Set task –
Quote the records that follow in full and exactly; leave out the pictures.

Data supplied –
● ● ● ●

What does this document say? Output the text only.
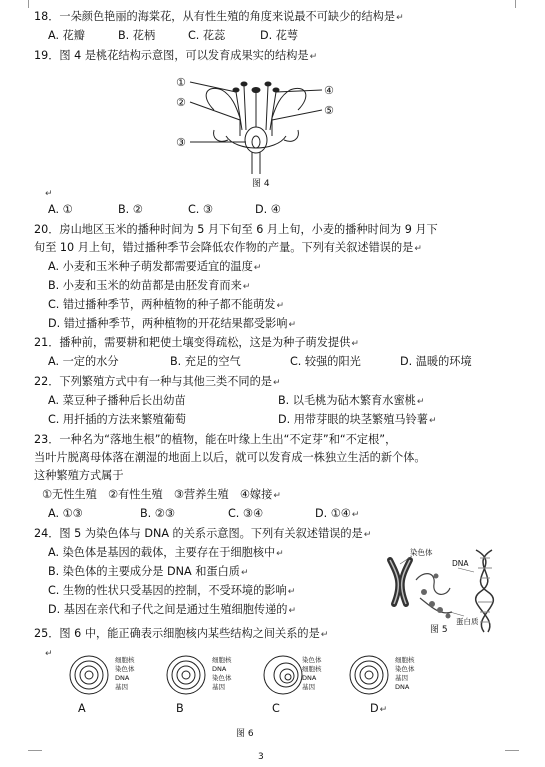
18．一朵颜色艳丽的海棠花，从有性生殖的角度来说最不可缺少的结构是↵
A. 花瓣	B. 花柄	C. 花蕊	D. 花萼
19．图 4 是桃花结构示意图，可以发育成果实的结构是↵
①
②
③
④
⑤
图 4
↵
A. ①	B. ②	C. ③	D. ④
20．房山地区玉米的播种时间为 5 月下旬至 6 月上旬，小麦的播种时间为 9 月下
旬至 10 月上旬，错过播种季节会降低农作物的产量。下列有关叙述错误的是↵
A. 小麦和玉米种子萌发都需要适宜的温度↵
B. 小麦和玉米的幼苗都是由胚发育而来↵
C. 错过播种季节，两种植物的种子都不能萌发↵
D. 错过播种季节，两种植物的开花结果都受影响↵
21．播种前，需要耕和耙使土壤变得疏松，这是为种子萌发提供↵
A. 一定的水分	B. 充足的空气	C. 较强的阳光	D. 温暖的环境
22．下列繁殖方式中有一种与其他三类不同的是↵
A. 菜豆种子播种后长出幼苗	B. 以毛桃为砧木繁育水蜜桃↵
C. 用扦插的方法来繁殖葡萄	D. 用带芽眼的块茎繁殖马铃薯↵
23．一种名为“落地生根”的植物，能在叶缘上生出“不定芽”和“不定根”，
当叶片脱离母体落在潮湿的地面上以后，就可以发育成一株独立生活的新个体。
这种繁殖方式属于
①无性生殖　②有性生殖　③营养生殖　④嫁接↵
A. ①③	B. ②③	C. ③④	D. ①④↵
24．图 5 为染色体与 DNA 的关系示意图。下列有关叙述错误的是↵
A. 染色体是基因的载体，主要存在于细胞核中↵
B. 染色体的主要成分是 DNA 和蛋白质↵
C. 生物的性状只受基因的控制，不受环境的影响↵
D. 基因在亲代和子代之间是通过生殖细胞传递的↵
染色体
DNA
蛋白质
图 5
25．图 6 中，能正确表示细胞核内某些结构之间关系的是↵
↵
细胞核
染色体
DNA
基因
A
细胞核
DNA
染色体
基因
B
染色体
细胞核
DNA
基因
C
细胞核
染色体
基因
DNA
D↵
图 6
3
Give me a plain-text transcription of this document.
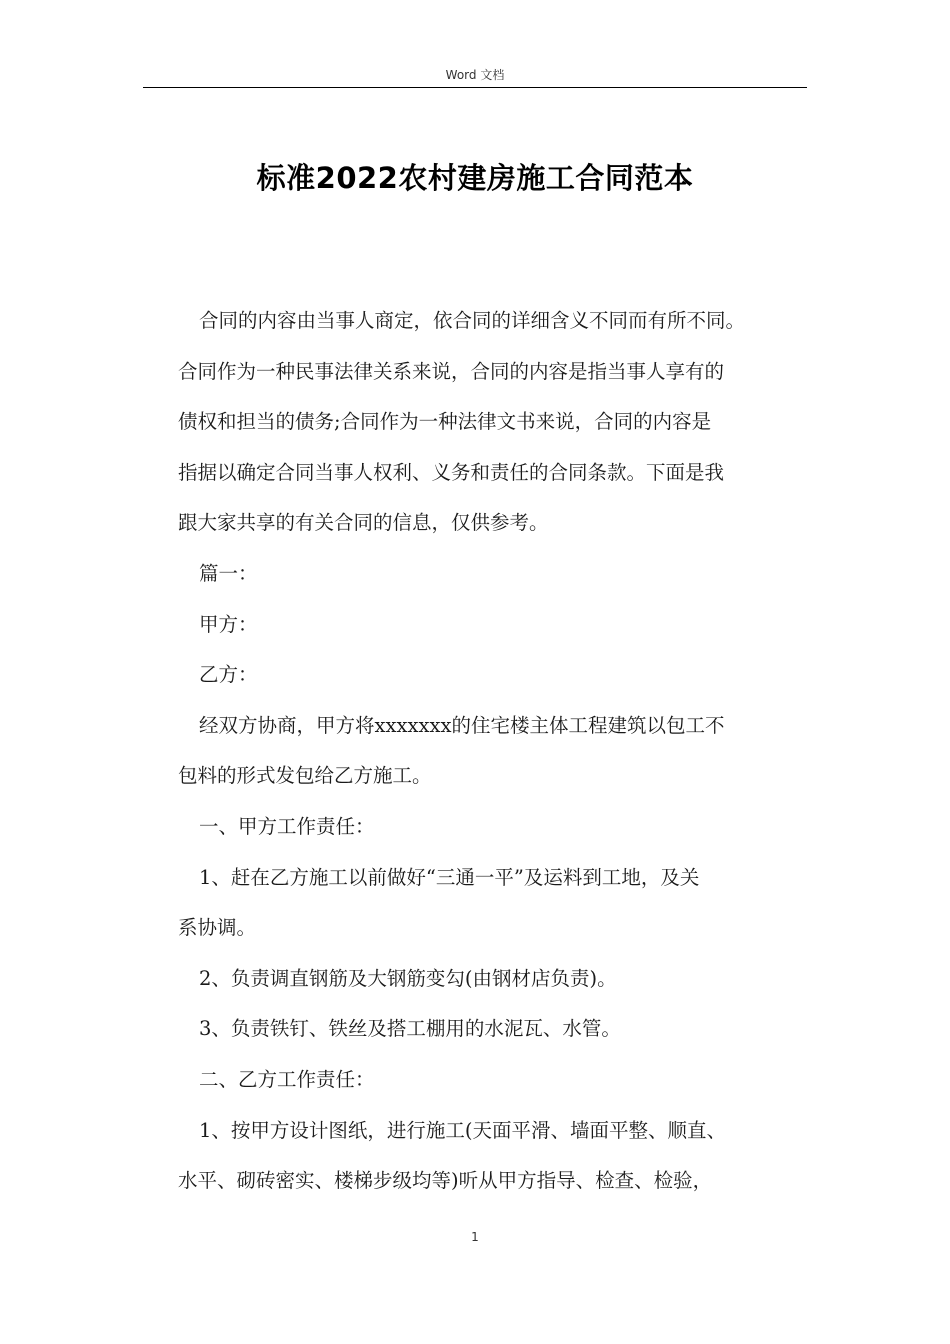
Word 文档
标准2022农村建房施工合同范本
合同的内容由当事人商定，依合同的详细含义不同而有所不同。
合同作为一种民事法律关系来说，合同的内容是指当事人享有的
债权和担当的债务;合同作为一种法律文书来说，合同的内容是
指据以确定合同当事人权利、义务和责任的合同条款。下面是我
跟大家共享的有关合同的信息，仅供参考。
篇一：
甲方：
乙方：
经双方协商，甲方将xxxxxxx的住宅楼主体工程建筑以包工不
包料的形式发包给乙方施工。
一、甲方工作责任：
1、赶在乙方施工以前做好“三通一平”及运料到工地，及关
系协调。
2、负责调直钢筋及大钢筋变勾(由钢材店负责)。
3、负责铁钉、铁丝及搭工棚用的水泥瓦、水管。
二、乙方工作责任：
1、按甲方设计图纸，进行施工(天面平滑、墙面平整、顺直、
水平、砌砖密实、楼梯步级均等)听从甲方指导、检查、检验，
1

● ● ● ●

Solution for this task –
What does this document say? Output the text only.
18．一朵颜色艳丽的海棠花，从有性生殖的角度来说最不可缺少的结构是↵
A. 花瓣	B. 花柄	C. 花蕊	D. 花萼
19．图 4 是桃花结构示意图，可以发育成果实的结构是↵
①
②
③
④
⑤
图 4
↵
A. ①	B. ②	C. ③	D. ④
20．房山地区玉米的播种时间为 5 月下旬至 6 月上旬，小麦的播种时间为 9 月下
旬至 10 月上旬，错过播种季节会降低农作物的产量。下列有关叙述错误的是↵
A. 小麦和玉米种子萌发都需要适宜的温度↵
B. 小麦和玉米的幼苗都是由胚发育而来↵
C. 错过播种季节，两种植物的种子都不能萌发↵
D. 错过播种季节，两种植物的开花结果都受影响↵
21．播种前，需要耕和耙使土壤变得疏松，这是为种子萌发提供↵
A. 一定的水分	B. 充足的空气	C. 较强的阳光	D. 温暖的环境
22．下列繁殖方式中有一种与其他三类不同的是↵
A. 菜豆种子播种后长出幼苗	B. 以毛桃为砧木繁育水蜜桃↵
C. 用扦插的方法来繁殖葡萄	D. 用带芽眼的块茎繁殖马铃薯↵
23．一种名为“落地生根”的植物，能在叶缘上生出“不定芽”和“不定根”，
当叶片脱离母体落在潮湿的地面上以后，就可以发育成一株独立生活的新个体。
这种繁殖方式属于
①无性生殖　②有性生殖　③营养生殖　④嫁接↵
A. ①③	B. ②③	C. ③④	D. ①④↵
24．图 5 为染色体与 DNA 的关系示意图。下列有关叙述错误的是↵
A. 染色体是基因的载体，主要存在于细胞核中↵
B. 染色体的主要成分是 DNA 和蛋白质↵
C. 生物的性状只受基因的控制，不受环境的影响↵
D. 基因在亲代和子代之间是通过生殖细胞传递的↵
染色体
DNA
蛋白质
图 5
25．图 6 中，能正确表示细胞核内某些结构之间关系的是↵
↵
细胞核
染色体
DNA
基因
A
细胞核
DNA
染色体
基因
B
染色体
细胞核
DNA
基因
C
细胞核
染色体
基因
DNA
D↵
图 6
3
Give me a plain-text transcription of this document.
Word 文档
标准2022农村建房施工合同范本
合同的内容由当事人商定，依合同的详细含义不同而有所不同。
合同作为一种民事法律关系来说，合同的内容是指当事人享有的
债权和担当的债务;合同作为一种法律文书来说，合同的内容是
指据以确定合同当事人权利、义务和责任的合同条款。下面是我
跟大家共享的有关合同的信息，仅供参考。
篇一：
甲方：
乙方：
经双方协商，甲方将xxxxxxx的住宅楼主体工程建筑以包工不
包料的形式发包给乙方施工。
一、甲方工作责任：
1、赶在乙方施工以前做好“三通一平”及运料到工地，及关
系协调。
2、负责调直钢筋及大钢筋变勾(由钢材店负责)。
3、负责铁钉、铁丝及搭工棚用的水泥瓦、水管。
二、乙方工作责任：
1、按甲方设计图纸，进行施工(天面平滑、墙面平整、顺直、
水平、砌砖密实、楼梯步级均等)听从甲方指导、检查、检验，
1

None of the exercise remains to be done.